- _Stored entries_
┄┄┄┄┄┄┄┄┄┄┄┄┄┄┄┄┄┄┄┄
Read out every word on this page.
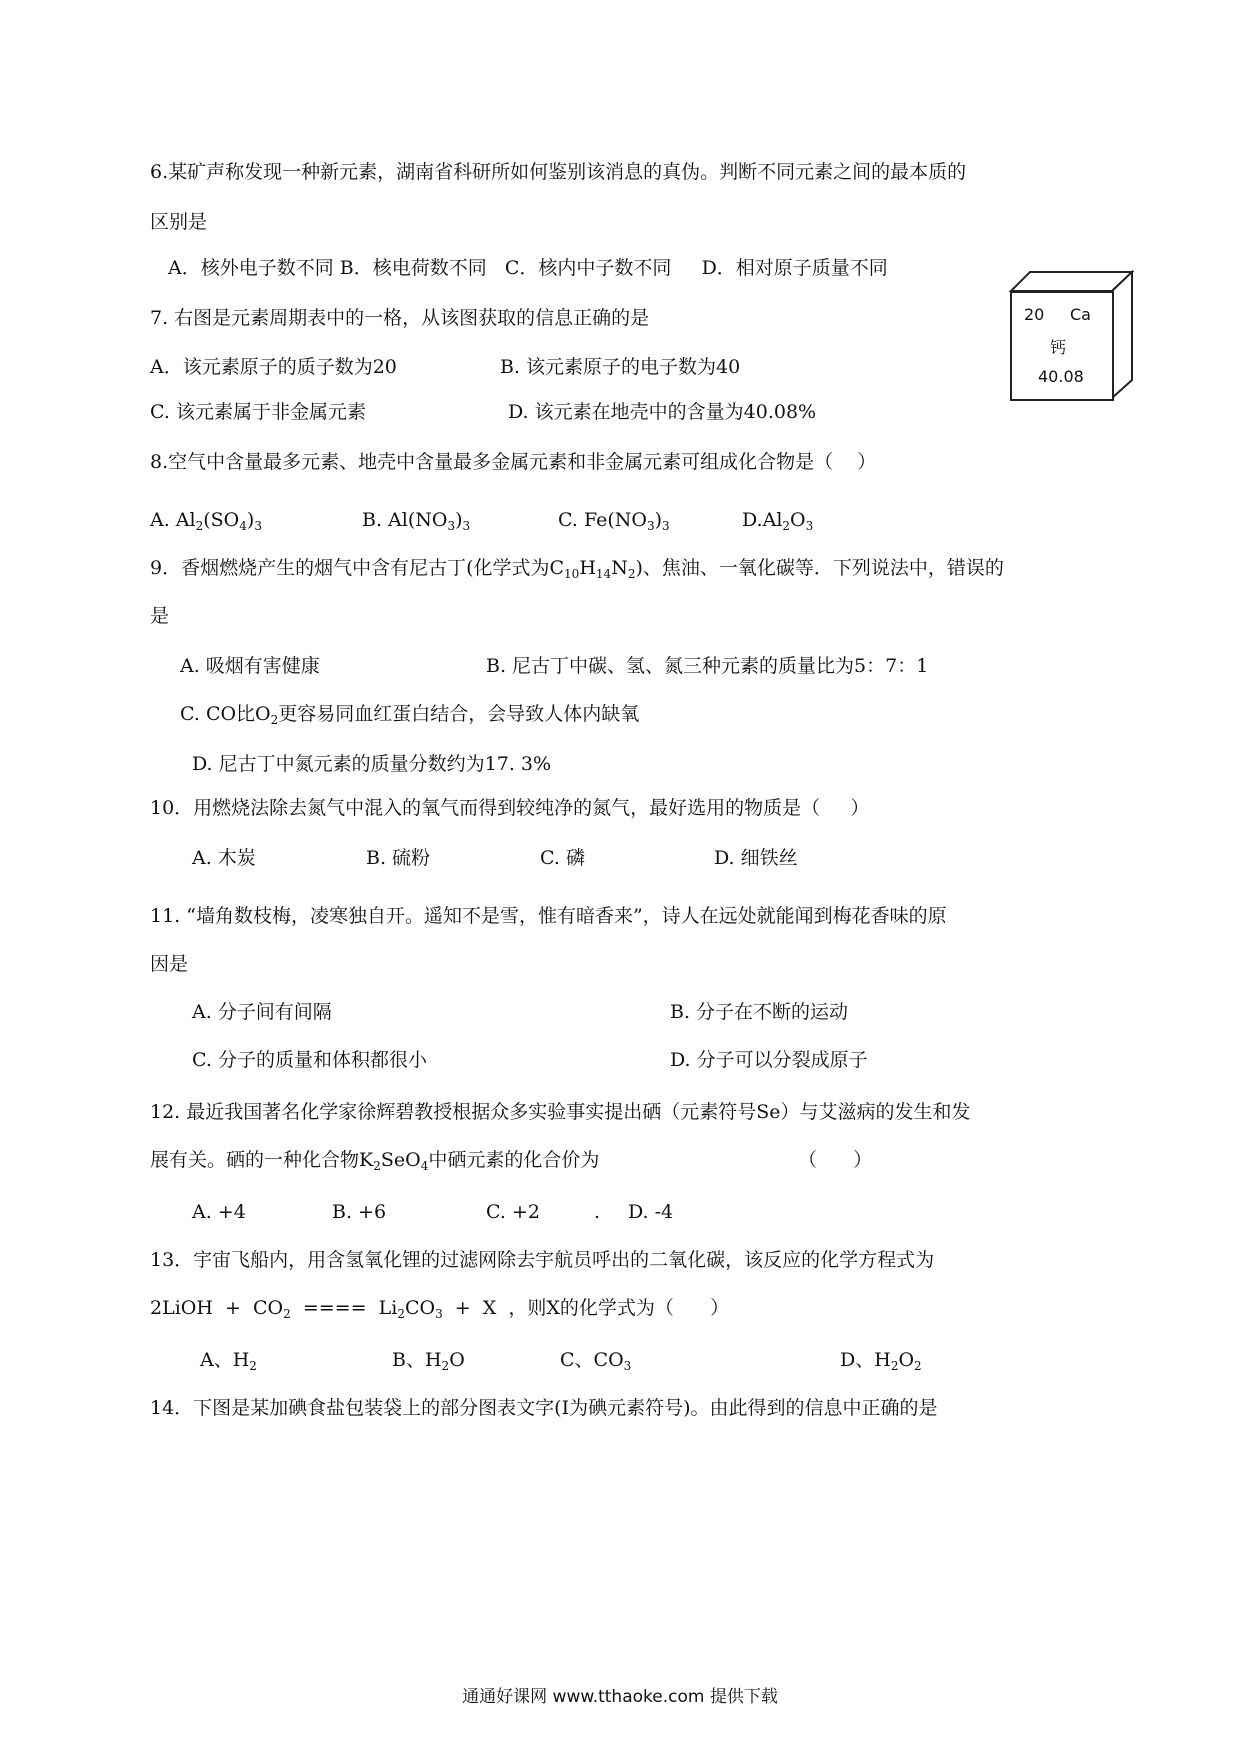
6.某矿声称发现一种新元素，湖南省科研所如何鉴别该消息的真伪。判断不同元素之间的最本质的
区别是
A．核外电子数不同 B．核电荷数不同   C．核内中子数不同     D．相对原子质量不同
7. 右图是元素周期表中的一格，从该图获取的信息正确的是
A．该元素原子的质子数为20	B. 该元素原子的电子数为40
C. 该元素属于非金属元素	D. 该元素在地壳中的含量为40.08%
20 Ca
钙
40.08
8.空气中含量最多元素、地壳中含量最多金属元素和非金属元素可组成化合物是（    ）
A. $Al_2(SO_4)_3$	B. $Al(NO_3)_3$	C. $Fe(NO_3)_3$	$D.Al_2O_3$
9．香烟燃烧产生的烟气中含有尼古丁(化学式为$C_{10}H_{14}N_2$)、焦油、一氧化碳等．下列说法中，错误的
是
A. 吸烟有害健康	B. 尼古丁中碳、氢、氮三种元素的质量比为5：7：1
C. CO比$O_2$更容易同血红蛋白结合，会导致人体内缺氧
D. 尼古丁中氮元素的质量分数约为17. 3%
10．用燃烧法除去氮气中混入的氧气而得到较纯净的氮气，最好选用的物质是（     ）
A. 木炭	B. 硫粉	C. 磷	D. 细铁丝
11. “墙角数枝梅，凌寒独自开。遥知不是雪，惟有暗香来”，诗人在远处就能闻到梅花香味的原
因是
A. 分子间有间隔	B. 分子在不断的运动
C. 分子的质量和体积都很小	D. 分子可以分裂成原子
12. 最近我国著名化学家徐辉碧教授根据众多实验事实提出硒（元素符号Se）与艾滋病的发生和发
展有关。硒的一种化合物$K_2SeO_4$中硒元素的化合价为	（      ）
A. +4	B. +6	C. +2	. D. -4
13．宇宙飞船内，用含氢氧化锂的过滤网除去宇航员呼出的二氧化碳，该反应的化学方程式为
2LiOH  +  $CO_2$  ====  $Li_2CO_3 + X$  ，则X的化学式为（      ）
A、$H_2$	B、$H_2O$	C、$CO_3$	D、$H_2O_2$
14．下图是某加碘食盐包装袋上的部分图表文字(I为碘元素符号)。由此得到的信息中正确的是
通通好课网 www.tthaoke.com 提供下载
┄┄┄┄┄┄┄┄┄┄┄┄┄┄┄┄┄┄┄┄
Reproduce the data word for word, excluding its pictures.

Read out every word on this page.
6.某矿声称发现一种新元素，湖南省科研所如何鉴别该消息的真伪。判断不同元素之间的最本质的
区别是
A．核外电子数不同 B．核电荷数不同   C．核内中子数不同     D．相对原子质量不同
7. 右图是元素周期表中的一格，从该图获取的信息正确的是
A．该元素原子的质子数为20	B. 该元素原子的电子数为40
C. 该元素属于非金属元素	D. 该元素在地壳中的含量为40.08%
20 Ca
钙
40.08
8.空气中含量最多元素、地壳中含量最多金属元素和非金属元素可组成化合物是（    ）
A. $Al_2(SO_4)_3$	B. $Al(NO_3)_3$	C. $Fe(NO_3)_3$	$D.Al_2O_3$
9．香烟燃烧产生的烟气中含有尼古丁(化学式为$C_{10}H_{14}N_2$)、焦油、一氧化碳等．下列说法中，错误的
是
A. 吸烟有害健康	B. 尼古丁中碳、氢、氮三种元素的质量比为5：7：1
C. CO比$O_2$更容易同血红蛋白结合，会导致人体内缺氧
D. 尼古丁中氮元素的质量分数约为17. 3%
10．用燃烧法除去氮气中混入的氧气而得到较纯净的氮气，最好选用的物质是（     ）
A. 木炭	B. 硫粉	C. 磷	D. 细铁丝
11. “墙角数枝梅，凌寒独自开。遥知不是雪，惟有暗香来”，诗人在远处就能闻到梅花香味的原
因是
A. 分子间有间隔	B. 分子在不断的运动
C. 分子的质量和体积都很小	D. 分子可以分裂成原子
12. 最近我国著名化学家徐辉碧教授根据众多实验事实提出硒（元素符号Se）与艾滋病的发生和发
展有关。硒的一种化合物$K_2SeO_4$中硒元素的化合价为	（      ）
A. +4	B. +6	C. +2	. D. -4
13．宇宙飞船内，用含氢氧化锂的过滤网除去宇航员呼出的二氧化碳，该反应的化学方程式为
2LiOH  +  $CO_2$  ====  $Li_2CO_3 + X$  ，则X的化学式为（      ）
A、$H_2$	B、$H_2O$	C、$CO_3$	D、$H_2O_2$
14．下图是某加碘食盐包装袋上的部分图表文字(I为碘元素符号)。由此得到的信息中正确的是
通通好课网 www.tthaoke.com 提供下载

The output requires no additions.